Task description: Reproduce the listing below verbatim.
+++ Provided material
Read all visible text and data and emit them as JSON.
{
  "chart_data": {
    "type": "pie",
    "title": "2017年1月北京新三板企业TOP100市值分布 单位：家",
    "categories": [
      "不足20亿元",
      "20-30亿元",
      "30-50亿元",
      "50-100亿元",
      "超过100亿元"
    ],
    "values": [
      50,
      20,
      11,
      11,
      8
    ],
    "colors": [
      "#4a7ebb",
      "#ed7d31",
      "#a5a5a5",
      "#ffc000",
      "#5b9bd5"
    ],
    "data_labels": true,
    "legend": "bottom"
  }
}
++++++
The answer:
Read all visible text and data and emit them as JSON.
{
  "chart_data": {
    "type": "pie",
    "title": "2017年1月北京新三板企业TOP100市值分布 单位：家",
    "categories": [
      "不足20亿元",
      "20-30亿元",
      "30-50亿元",
      "50-100亿元",
      "超过100亿元"
    ],
    "values": [
      50,
      20,
      11,
      11,
      8
    ],
    "colors": [
      "#4a7ebb",
      "#ed7d31",
      "#a5a5a5",
      "#ffc000",
      "#5b9bd5"
    ],
    "data_labels": true,
    "legend": "bottom"
  }
}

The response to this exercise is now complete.